◆ AIM OF THE TASK
Reproduce each entry below exactly as it appears.

——

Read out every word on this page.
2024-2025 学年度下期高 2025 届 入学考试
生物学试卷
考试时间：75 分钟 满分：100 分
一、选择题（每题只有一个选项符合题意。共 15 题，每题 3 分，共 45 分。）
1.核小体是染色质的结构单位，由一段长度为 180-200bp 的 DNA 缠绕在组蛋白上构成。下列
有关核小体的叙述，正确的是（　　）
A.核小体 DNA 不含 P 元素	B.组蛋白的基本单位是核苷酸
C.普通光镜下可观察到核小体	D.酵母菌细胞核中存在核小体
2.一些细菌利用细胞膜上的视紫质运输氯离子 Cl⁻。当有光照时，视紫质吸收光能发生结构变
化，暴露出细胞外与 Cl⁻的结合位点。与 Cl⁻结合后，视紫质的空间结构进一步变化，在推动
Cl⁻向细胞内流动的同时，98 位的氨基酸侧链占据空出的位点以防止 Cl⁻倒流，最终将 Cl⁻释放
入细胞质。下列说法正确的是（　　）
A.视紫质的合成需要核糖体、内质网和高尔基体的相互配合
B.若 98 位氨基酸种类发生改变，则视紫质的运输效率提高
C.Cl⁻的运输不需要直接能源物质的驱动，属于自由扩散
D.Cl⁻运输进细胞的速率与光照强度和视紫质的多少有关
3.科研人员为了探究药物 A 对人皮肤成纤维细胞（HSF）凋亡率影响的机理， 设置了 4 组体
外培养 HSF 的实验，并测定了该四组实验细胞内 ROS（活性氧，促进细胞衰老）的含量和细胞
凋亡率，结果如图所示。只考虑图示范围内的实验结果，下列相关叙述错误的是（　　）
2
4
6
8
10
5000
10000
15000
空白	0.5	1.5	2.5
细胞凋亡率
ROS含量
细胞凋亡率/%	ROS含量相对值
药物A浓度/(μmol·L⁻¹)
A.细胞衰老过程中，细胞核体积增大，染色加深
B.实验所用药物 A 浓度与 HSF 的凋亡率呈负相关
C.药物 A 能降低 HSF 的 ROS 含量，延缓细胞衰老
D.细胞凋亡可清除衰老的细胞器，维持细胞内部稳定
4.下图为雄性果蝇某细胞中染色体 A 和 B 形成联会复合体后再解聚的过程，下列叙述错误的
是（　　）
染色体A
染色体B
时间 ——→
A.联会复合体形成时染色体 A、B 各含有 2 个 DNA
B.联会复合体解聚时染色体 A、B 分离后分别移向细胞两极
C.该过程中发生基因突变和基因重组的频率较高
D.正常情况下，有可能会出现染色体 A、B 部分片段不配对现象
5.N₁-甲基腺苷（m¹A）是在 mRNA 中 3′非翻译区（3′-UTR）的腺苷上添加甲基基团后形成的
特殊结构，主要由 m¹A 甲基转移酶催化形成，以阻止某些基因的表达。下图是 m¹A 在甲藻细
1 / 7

——

◆ OUTPUT OF THE EXERCISE
Read out every word on this page.
2024-2025 学年度下期高 2025 届 入学考试
生物学试卷
考试时间：75 分钟 满分：100 分
一、选择题（每题只有一个选项符合题意。共 15 题，每题 3 分，共 45 分。）
1.核小体是染色质的结构单位，由一段长度为 180-200bp 的 DNA 缠绕在组蛋白上构成。下列
有关核小体的叙述，正确的是（　　）
A.核小体 DNA 不含 P 元素	B.组蛋白的基本单位是核苷酸
C.普通光镜下可观察到核小体	D.酵母菌细胞核中存在核小体
2.一些细菌利用细胞膜上的视紫质运输氯离子 Cl⁻。当有光照时，视紫质吸收光能发生结构变
化，暴露出细胞外与 Cl⁻的结合位点。与 Cl⁻结合后，视紫质的空间结构进一步变化，在推动
Cl⁻向细胞内流动的同时，98 位的氨基酸侧链占据空出的位点以防止 Cl⁻倒流，最终将 Cl⁻释放
入细胞质。下列说法正确的是（　　）
A.视紫质的合成需要核糖体、内质网和高尔基体的相互配合
B.若 98 位氨基酸种类发生改变，则视紫质的运输效率提高
C.Cl⁻的运输不需要直接能源物质的驱动，属于自由扩散
D.Cl⁻运输进细胞的速率与光照强度和视紫质的多少有关
3.科研人员为了探究药物 A 对人皮肤成纤维细胞（HSF）凋亡率影响的机理， 设置了 4 组体
外培养 HSF 的实验，并测定了该四组实验细胞内 ROS（活性氧，促进细胞衰老）的含量和细胞
凋亡率，结果如图所示。只考虑图示范围内的实验结果，下列相关叙述错误的是（　　）
2
4
6
8
10
5000
10000
15000
空白	0.5	1.5	2.5
细胞凋亡率
ROS含量
细胞凋亡率/%	ROS含量相对值
药物A浓度/(μmol·L⁻¹)
A.细胞衰老过程中，细胞核体积增大，染色加深
B.实验所用药物 A 浓度与 HSF 的凋亡率呈负相关
C.药物 A 能降低 HSF 的 ROS 含量，延缓细胞衰老
D.细胞凋亡可清除衰老的细胞器，维持细胞内部稳定
4.下图为雄性果蝇某细胞中染色体 A 和 B 形成联会复合体后再解聚的过程，下列叙述错误的
是（　　）
染色体A
染色体B
时间 ——→
A.联会复合体形成时染色体 A、B 各含有 2 个 DNA
B.联会复合体解聚时染色体 A、B 分离后分别移向细胞两极
C.该过程中发生基因突变和基因重组的频率较高
D.正常情况下，有可能会出现染色体 A、B 部分片段不配对现象
5.N₁-甲基腺苷（m¹A）是在 mRNA 中 3′非翻译区（3′-UTR）的腺苷上添加甲基基团后形成的
特殊结构，主要由 m¹A 甲基转移酶催化形成，以阻止某些基因的表达。下图是 m¹A 在甲藻细
1 / 7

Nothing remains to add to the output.